--- Text passage ---
In Re Bivvins

216 B.R. 622 | Bankr. E.D. Tenn. | 1997

216 B.R. 622 (1997)

In re Larry Eugene BIVVINS, Pamela Lynn Bivvins, Debtors.

Bankruptcy No. 96-14276.

United States Bankruptcy Court, E.D. Tennessee, Winchester Division.

March 7, 1997.

*623 Janet Songer, Edwards & Songer, Winchester, TN, for debtor.

Richard Klingler, Kennedy, Fulton, Koontz & Faranish, Chattanooga, TN, for Green Tree Acceptance.

MEMORANDUM

R. THOMAS STINNETT, Bankruptcy Judge.

This case is before the court upon the objection by Greentree Financial Corporation ("Greentree") to confirmation of the debtors' chapter 13 plan on the basis of the home mortgage exception in § 1322(b)(2) of the Bankruptcy Code. Greentree contends the home mortgage exception prevents the plan from modifying its rights even if the claim is totally unsecured. Section 1322(b)(2) provides:

Subject to subsections (a) and (c) of this section, the plan may . . . modify the rights of holders of secured claims, other than a claim secured only by a security interest in real property that is the debtor's principal residence, or of holders of unsecured claims, or leave unaffected the rights of holders of any class of claims.

11 U.S.C. § 1322(b)(2).

The parties have stipulated that the house and lot are real property used by the debtors as their principal residence and that Greentree has a valid and enforceable mortgage on the residence with no other collateral.

The debtors' chapter 13 plan proposes to treat the claim as unsecured. The court must decide whether to confirm the debtors' proposed chapter 13 plan or sustain the objection by Greentree Financial. Greentree has a third mortgage on a house and lot owned by the debtors. The first and second mortgages secure debts that total substantially more than the value of the property. Greentree admits this. Because the value of the property is not sufficient to secure any portion of Greentree's claim, the claim is unsecured as a practical matter. Furthermore, Greentree's claim can not be an "allowed secured claim" under § 506(a) of the Bankruptcy Code.

A claim is undersecured when the value of the collateral is enough to pay only part of the debt it secures. The creditor has an allowed secured claim only for the value of the collateral that is available to pay its debt. 11 U.S.C. § 506(a). Section 1325(a)(5) allows cram-down of an undersecured claim. In a cram-down, the debtor can obtain the collateral free of the creditor's lien by paying the present value of the allowed secured claim, not the full amount of the claim. 11 U.S.C. § 1325(a)(5)(B).
--- Stored data ---
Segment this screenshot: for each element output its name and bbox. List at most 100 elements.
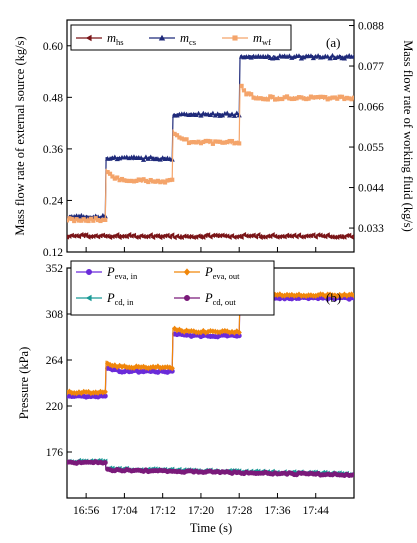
point-cs [140, 157, 147, 162]
point-wf [339, 94, 345, 99]
y-tick-label: 352 [46, 263, 64, 275]
point-hs [217, 233, 223, 239]
point-hs [274, 234, 280, 240]
point-wf [308, 94, 314, 99]
y-tick-label: 308 [46, 309, 64, 321]
point-wf [265, 97, 270, 102]
point-wf [222, 140, 227, 145]
point-hs [85, 234, 91, 240]
point-wf [158, 180, 163, 185]
point-hs [169, 232, 175, 238]
point-hs [298, 234, 304, 240]
point-hs [258, 234, 263, 240]
x-tick-label: 17:36 [264, 505, 290, 517]
point-wf [76, 218, 82, 223]
point-cs [231, 113, 238, 118]
point-wf [129, 178, 134, 183]
point-wf [337, 94, 342, 99]
point-hs [332, 234, 337, 240]
point-hs [97, 233, 103, 239]
panel-b-ylabel: Pressure (kPa) [17, 347, 31, 420]
point-eva_out [183, 327, 190, 334]
point-eva_out [234, 328, 240, 335]
point-hs [83, 232, 89, 238]
point-wf [115, 175, 120, 180]
point-hs [183, 233, 189, 240]
point-hs [344, 232, 349, 239]
point-wf [131, 179, 137, 184]
point-hs [313, 234, 318, 240]
point-eva_out [157, 364, 163, 371]
point-wf [110, 174, 115, 179]
point-hs [327, 234, 333, 240]
point-hs [71, 233, 77, 239]
point-wf [277, 96, 282, 102]
point-hs [315, 232, 321, 238]
panel-a-ticks: 0.12 0.24 0.36 0.48 0.60 0.033 0.044 0.055 0.066… [43, 21, 384, 259]
point-eva_out [112, 362, 118, 369]
point-hs [231, 234, 237, 240]
point-wf [213, 139, 218, 144]
legend-entry-eva_out: Peva, out [174, 265, 240, 281]
y-tick-label-left: 0.12 [43, 247, 63, 259]
legend-label: Peva, out [204, 265, 240, 281]
point-wf [234, 140, 239, 145]
y-tick-label-right: 0.088 [358, 21, 384, 33]
point-cs [308, 53, 314, 58]
x-tick-label: 17:28 [226, 505, 252, 517]
point-hs [265, 233, 270, 239]
point-wf [81, 217, 86, 222]
series-hs [67, 232, 354, 241]
point-wf [124, 178, 129, 183]
point-wf [179, 136, 184, 141]
point-wf [328, 96, 333, 101]
x-tick-label: 17:12 [150, 505, 176, 517]
point-eva_out [136, 363, 142, 370]
point-wf [208, 139, 213, 144]
point-wf [194, 140, 199, 145]
legend-label: mcs [180, 31, 196, 47]
point-wf [201, 139, 206, 145]
point-wf [160, 179, 165, 184]
point-eva_out [303, 293, 309, 300]
point-cs [325, 53, 331, 59]
point-cs [195, 110, 202, 116]
point-eva_out [179, 327, 185, 334]
point-hs [152, 233, 158, 239]
point-hs [114, 232, 120, 238]
point-hs [200, 234, 206, 240]
point-wf [67, 218, 70, 223]
point-hs [81, 232, 86, 238]
point-eva_out [294, 292, 300, 299]
point-wf [91, 218, 96, 223]
point-cs [296, 53, 302, 58]
point-wf [105, 170, 110, 175]
point-eva_out [198, 329, 204, 336]
point-cs [215, 111, 221, 117]
point-hs [88, 233, 93, 240]
point-wf [344, 95, 349, 100]
point-eva_out [97, 388, 104, 395]
point-hs [76, 233, 82, 240]
point-hs [339, 234, 345, 240]
point-wf [182, 137, 187, 142]
point-eva_out [322, 293, 328, 300]
point-wf [122, 178, 127, 183]
point-cs [234, 110, 240, 116]
panel-b: 176 220 264 308 352 16:56 17:04 17:12 17:20 17:28… [17, 260, 355, 535]
point-hs [191, 234, 196, 241]
point-hs [277, 234, 282, 240]
y-tick-label: 264 [46, 355, 64, 367]
point-hs [181, 233, 187, 239]
point-eva_out [301, 292, 307, 299]
point-wf [141, 177, 146, 182]
panel-b-legend: Peva, in Peva, out Pcd, in Pcd, out [70, 260, 275, 316]
point-wf [232, 141, 237, 146]
y-tick-label-right: 0.055 [358, 142, 384, 154]
point-eva_out [88, 390, 94, 397]
point-hs [215, 232, 220, 239]
legend-swatch-marker [183, 294, 191, 302]
point-hs [351, 235, 354, 239]
point-wf [74, 217, 79, 222]
point-wf [100, 217, 105, 222]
---
● Directives
(a) Copy a portion of the records unchanged, beginning at the line containing "point-cs [140, 157, 147, 162]" and ending after the line containing "point-cs [231, 113, 238, 118]".
(b) Continue the bankruptcy court memorandum on the Bivvins chapter 13 plan from the point where it stops.

● Answers in order
(a)
point-cs [140, 157, 147, 162]
point-wf [339, 94, 345, 99]
y-tick-label: 352 [46, 263, 64, 275]
point-hs [217, 233, 223, 239]
point-hs [274, 234, 280, 240]
point-wf [308, 94, 314, 99]
y-tick-label: 308 [46, 309, 64, 321]
point-wf [265, 97, 270, 102]
point-wf [222, 140, 227, 145]
point-hs [85, 234, 91, 240]
point-wf [158, 180, 163, 185]
point-hs [169, 232, 175, 238]
point-hs [298, 234, 304, 240]
point-hs [258, 234, 263, 240]
x-tick-label: 17:36 [264, 505, 290, 517]
point-wf [76, 218, 82, 223]
point-cs [231, 113, 238, 118]

(b)
The home mortgage exception in § 1322(b)(2) appears to prevent cram-down of an undersecured home mortgage claim, but some courts reached the conclusion that cram-down, or a modified version of cram-down, was allowed. See, e.g., In re Bellamy, 962 F.2d 176 (2nd Cir.1992); In re Hart, 923 F.2d 1410 (10th Cir.1991); Wilson v. Commonwealth Mortgage Corp., 895 F.2d 123 (3d Cir.1990); In re Hougland, 886 F.2d 1182 (9th Cir.1989). The Supreme Court rejected their reasoning and reached the opposite conclusion in Nobelman v. American Savings Bank, 508 U.S. 324, 113 S. Ct. 2106, 124 L. Ed. 2d 228 (1993).

The Supreme Court agreed with the chapter 13 debtors' argument that "secured claims" in § 1322(b)(2) means "allowed secured claims" under § 506(a). The court explained that the creditor in Nobelman had an allowed secured claim since the collateral had value enough to secure $23,500 of the debt. Nobelman, 508 U.S. at 328-30, 113 S. Ct. at 2110.

Next, the Supreme Court adopted the obvious interpretation of "rights." It held that "rights" means the secured creditor's rights as they would be outside of bankruptcy. Nobelman, 508 U.S. at 328-30, 113 S. Ct. at 2110. The debtors contended the exception applied only to the creditor's rights in bankruptcy as the holder of an allowed secured claim. They based this argument on interpreting "a claim secured only by" a home mortgage to mean "an allowed secured claim secured only by a home mortgage."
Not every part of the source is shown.